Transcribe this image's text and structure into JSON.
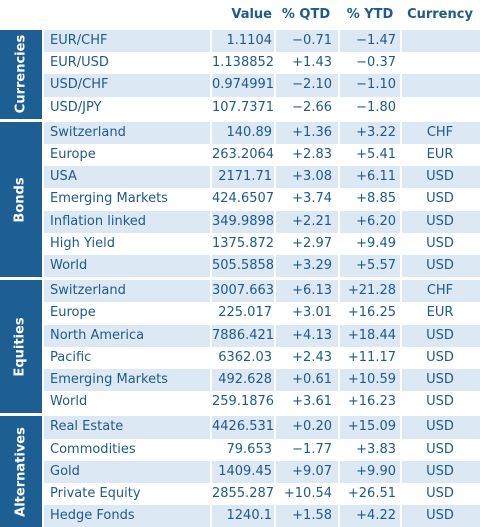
{
  "header": [
    "Value",
    "% QTD",
    "% YTD",
    "Currency"
  ],
  "groups": [
    {
      "label": "Currencies",
      "rows": [
        [
          "EUR/CHF",
          "1.1104",
          "−0.71",
          "−1.47"
        ],
        [
          "EUR/USD",
          "1.138852",
          "+1.43",
          "−0.37"
        ],
        [
          "USD/CHF",
          "0.974991",
          "−2.10",
          "−1.10"
        ],
        [
          "USD/JPY",
          "107.7371",
          "−2.66",
          "−1.80"
        ]
      ]
    },
    {
      "label": "Bonds",
      "rows": [
        [
          "Switzerland",
          "140.89",
          "+1.36",
          "+3.22",
          "CHF"
        ],
        [
          "Europe",
          "263.2064",
          "+2.83",
          "+5.41",
          "EUR"
        ],
        [
          "USA",
          "2171.71",
          "+3.08",
          "+6.11",
          "USD"
        ],
        [
          "Emerging Markets",
          "424.6507",
          "+3.74",
          "+8.85",
          "USD"
        ],
        [
          "Inflation linked",
          "349.9898",
          "+2.21",
          "+6.20",
          "USD"
        ],
        [
          "High Yield",
          "1375.872",
          "+2.97",
          "+9.49",
          "USD"
        ],
        [
          "World",
          "505.5858",
          "+3.29",
          "+5.57",
          "USD"
        ]
      ]
    },
    {
      "label": "Equities",
      "rows": [
        [
          "Switzerland",
          "3007.663",
          "+6.13",
          "+21.28",
          "CHF"
        ],
        [
          "Europe",
          "225.017",
          "+3.01",
          "+16.25",
          "EUR"
        ],
        [
          "North America",
          "7886.421",
          "+4.13",
          "+18.44",
          "USD"
        ],
        [
          "Pacific",
          "6362.03",
          "+2.43",
          "+11.17",
          "USD"
        ],
        [
          "Emerging Markets",
          "492.628",
          "+0.61",
          "+10.59",
          "USD"
        ],
        [
          "World",
          "259.1876",
          "+3.61",
          "+16.23",
          "USD"
        ]
      ]
    },
    {
      "label": "Alternatives",
      "rows": [
        [
          "Real Estate",
          "4426.531",
          "+0.20",
          "+15.09",
          "USD"
        ],
        [
          "Commodities",
          "79.653",
          "−1.77",
          "+3.83",
          "USD"
        ],
        [
          "Gold",
          "1409.45",
          "+9.07",
          "+9.90",
          "USD"
        ],
        [
          "Private Equity",
          "2855.287",
          "+10.54",
          "+26.51",
          "USD"
        ],
        [
          "Hedge Fonds",
          "1240.1",
          "+1.58",
          "+4.22",
          "USD"
        ]
      ]
    }
  ]
}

:::

● **PROMPT**
Copy out all the data exactly; skip the pictures.

● **COMPLETE OUTPUT**
Transcribe this image's text and structure into JSON.
{
  "header": [
    "Value",
    "% QTD",
    "% YTD",
    "Currency"
  ],
  "groups": [
    {
      "label": "Currencies",
      "rows": [
        [
          "EUR/CHF",
          "1.1104",
          "−0.71",
          "−1.47"
        ],
        [
          "EUR/USD",
          "1.138852",
          "+1.43",
          "−0.37"
        ],
        [
          "USD/CHF",
          "0.974991",
          "−2.10",
          "−1.10"
        ],
        [
          "USD/JPY",
          "107.7371",
          "−2.66",
          "−1.80"
        ]
      ]
    },
    {
      "label": "Bonds",
      "rows": [
        [
          "Switzerland",
          "140.89",
          "+1.36",
          "+3.22",
          "CHF"
        ],
        [
          "Europe",
          "263.2064",
          "+2.83",
          "+5.41",
          "EUR"
        ],
        [
          "USA",
          "2171.71",
          "+3.08",
          "+6.11",
          "USD"
        ],
        [
          "Emerging Markets",
          "424.6507",
          "+3.74",
          "+8.85",
          "USD"
        ],
        [
          "Inflation linked",
          "349.9898",
          "+2.21",
          "+6.20",
          "USD"
        ],
        [
          "High Yield",
          "1375.872",
          "+2.97",
          "+9.49",
          "USD"
        ],
        [
          "World",
          "505.5858",
          "+3.29",
          "+5.57",
          "USD"
        ]
      ]
    },
    {
      "label": "Equities",
      "rows": [
        [
          "Switzerland",
          "3007.663",
          "+6.13",
          "+21.28",
          "CHF"
        ],
        [
          "Europe",
          "225.017",
          "+3.01",
          "+16.25",
          "EUR"
        ],
        [
          "North America",
          "7886.421",
          "+4.13",
          "+18.44",
          "USD"
        ],
        [
          "Pacific",
          "6362.03",
          "+2.43",
          "+11.17",
          "USD"
        ],
        [
          "Emerging Markets",
          "492.628",
          "+0.61",
          "+10.59",
          "USD"
        ],
        [
          "World",
          "259.1876",
          "+3.61",
          "+16.23",
          "USD"
        ]
      ]
    },
    {
      "label": "Alternatives",
      "rows": [
        [
          "Real Estate",
          "4426.531",
          "+0.20",
          "+15.09",
          "USD"
        ],
        [
          "Commodities",
          "79.653",
          "−1.77",
          "+3.83",
          "USD"
        ],
        [
          "Gold",
          "1409.45",
          "+9.07",
          "+9.90",
          "USD"
        ],
        [
          "Private Equity",
          "2855.287",
          "+10.54",
          "+26.51",
          "USD"
        ],
        [
          "Hedge Fonds",
          "1240.1",
          "+1.58",
          "+4.22",
          "USD"
        ]
      ]
    }
  ]
}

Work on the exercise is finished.